━━━ THE INPUT

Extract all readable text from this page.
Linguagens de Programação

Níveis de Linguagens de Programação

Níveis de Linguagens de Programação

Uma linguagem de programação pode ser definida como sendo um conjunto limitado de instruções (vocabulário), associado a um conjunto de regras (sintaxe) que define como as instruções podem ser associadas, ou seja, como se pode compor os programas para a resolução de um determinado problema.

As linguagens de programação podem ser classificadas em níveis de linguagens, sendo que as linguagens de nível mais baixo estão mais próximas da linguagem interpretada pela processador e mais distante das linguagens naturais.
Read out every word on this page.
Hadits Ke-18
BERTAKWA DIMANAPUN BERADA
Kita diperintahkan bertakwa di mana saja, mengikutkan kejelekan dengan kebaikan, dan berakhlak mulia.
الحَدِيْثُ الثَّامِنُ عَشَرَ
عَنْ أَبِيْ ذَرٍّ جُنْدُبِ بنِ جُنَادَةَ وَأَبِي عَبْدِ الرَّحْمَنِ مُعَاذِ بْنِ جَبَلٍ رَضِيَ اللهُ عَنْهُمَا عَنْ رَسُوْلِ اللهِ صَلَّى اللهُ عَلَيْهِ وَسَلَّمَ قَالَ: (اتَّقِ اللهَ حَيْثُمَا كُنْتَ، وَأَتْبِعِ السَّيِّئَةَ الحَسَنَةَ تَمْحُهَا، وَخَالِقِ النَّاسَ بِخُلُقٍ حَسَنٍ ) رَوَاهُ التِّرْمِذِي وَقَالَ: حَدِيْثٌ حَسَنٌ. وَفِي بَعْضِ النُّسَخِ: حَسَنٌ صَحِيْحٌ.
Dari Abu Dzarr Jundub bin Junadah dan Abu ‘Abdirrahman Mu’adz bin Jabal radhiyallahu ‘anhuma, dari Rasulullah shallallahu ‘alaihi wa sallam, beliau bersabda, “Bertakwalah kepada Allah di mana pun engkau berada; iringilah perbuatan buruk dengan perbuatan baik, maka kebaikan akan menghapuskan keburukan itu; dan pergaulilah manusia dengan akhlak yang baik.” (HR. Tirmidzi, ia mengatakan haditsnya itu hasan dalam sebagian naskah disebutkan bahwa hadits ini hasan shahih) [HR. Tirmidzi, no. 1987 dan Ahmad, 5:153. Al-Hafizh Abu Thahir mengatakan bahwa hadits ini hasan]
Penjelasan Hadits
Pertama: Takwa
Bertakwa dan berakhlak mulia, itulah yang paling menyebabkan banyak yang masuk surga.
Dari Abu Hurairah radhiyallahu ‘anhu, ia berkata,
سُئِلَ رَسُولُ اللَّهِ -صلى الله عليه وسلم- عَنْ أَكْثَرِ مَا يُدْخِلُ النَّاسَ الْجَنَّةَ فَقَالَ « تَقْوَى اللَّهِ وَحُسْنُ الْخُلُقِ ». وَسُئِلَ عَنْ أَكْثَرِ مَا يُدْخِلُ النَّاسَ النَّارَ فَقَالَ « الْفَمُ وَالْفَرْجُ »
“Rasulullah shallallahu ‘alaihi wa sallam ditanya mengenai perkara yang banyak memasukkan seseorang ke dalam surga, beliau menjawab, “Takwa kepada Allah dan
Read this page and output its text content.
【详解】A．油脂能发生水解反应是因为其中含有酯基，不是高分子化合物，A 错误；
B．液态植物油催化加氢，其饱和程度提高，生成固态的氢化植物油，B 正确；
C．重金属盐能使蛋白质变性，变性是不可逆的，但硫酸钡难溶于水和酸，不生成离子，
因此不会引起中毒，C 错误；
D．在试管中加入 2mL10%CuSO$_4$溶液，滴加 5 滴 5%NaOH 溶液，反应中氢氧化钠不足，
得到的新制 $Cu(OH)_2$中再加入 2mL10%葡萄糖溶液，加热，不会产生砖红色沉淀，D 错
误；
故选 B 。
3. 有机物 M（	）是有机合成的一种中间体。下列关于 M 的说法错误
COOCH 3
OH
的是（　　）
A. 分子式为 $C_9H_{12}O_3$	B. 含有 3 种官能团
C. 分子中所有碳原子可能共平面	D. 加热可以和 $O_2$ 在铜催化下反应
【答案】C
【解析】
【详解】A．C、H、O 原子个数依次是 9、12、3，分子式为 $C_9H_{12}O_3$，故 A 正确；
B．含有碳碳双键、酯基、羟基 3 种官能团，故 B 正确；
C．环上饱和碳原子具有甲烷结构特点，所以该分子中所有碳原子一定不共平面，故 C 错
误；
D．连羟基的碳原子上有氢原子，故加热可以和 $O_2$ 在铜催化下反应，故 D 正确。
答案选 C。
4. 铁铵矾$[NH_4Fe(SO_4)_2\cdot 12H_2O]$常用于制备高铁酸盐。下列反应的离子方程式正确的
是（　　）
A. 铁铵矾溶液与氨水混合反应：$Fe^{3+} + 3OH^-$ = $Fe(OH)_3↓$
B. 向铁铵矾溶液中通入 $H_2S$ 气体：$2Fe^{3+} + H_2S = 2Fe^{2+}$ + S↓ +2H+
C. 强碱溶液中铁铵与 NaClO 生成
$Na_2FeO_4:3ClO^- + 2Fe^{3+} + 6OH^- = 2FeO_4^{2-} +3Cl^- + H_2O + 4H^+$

━━━━━━

> [SHORT EXERCISE]
In the material above, show every line where the word "分子式为" turns up.

> [WRITTEN RESPONSE]
A. 分子式为 $C_9H_{12}O_3$	B. 含有 3 种官能团
【详解】A．C、H、O 原子个数依次是 9、12、3，分子式为 $C_9H_{12}O_3$，故 A 正确；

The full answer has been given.